** Start Supplied records **
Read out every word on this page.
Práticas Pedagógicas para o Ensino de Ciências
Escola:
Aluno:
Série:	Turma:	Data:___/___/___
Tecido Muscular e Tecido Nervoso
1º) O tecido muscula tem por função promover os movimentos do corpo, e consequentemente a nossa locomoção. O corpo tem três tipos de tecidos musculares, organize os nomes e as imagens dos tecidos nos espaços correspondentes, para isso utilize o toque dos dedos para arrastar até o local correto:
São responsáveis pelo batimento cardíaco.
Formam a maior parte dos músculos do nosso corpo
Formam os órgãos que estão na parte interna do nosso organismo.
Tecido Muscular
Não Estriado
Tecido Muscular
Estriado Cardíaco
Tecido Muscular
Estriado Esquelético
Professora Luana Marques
** End Supplied records **
**What to do**
Write out the whole listing again, exactly as it stands.

**Written answer**
Read out every word on this page.
Práticas Pedagógicas para o Ensino de Ciências
Escola:
Aluno:
Série:	Turma:	Data:___/___/___
Tecido Muscular e Tecido Nervoso
1º) O tecido muscula tem por função promover os movimentos do corpo, e consequentemente a nossa locomoção. O corpo tem três tipos de tecidos musculares, organize os nomes e as imagens dos tecidos nos espaços correspondentes, para isso utilize o toque dos dedos para arrastar até o local correto:
São responsáveis pelo batimento cardíaco.
Formam a maior parte dos músculos do nosso corpo
Formam os órgãos que estão na parte interna do nosso organismo.
Tecido Muscular
Não Estriado
Tecido Muscular
Estriado Cardíaco
Tecido Muscular
Estriado Esquelético
Professora Luana Marques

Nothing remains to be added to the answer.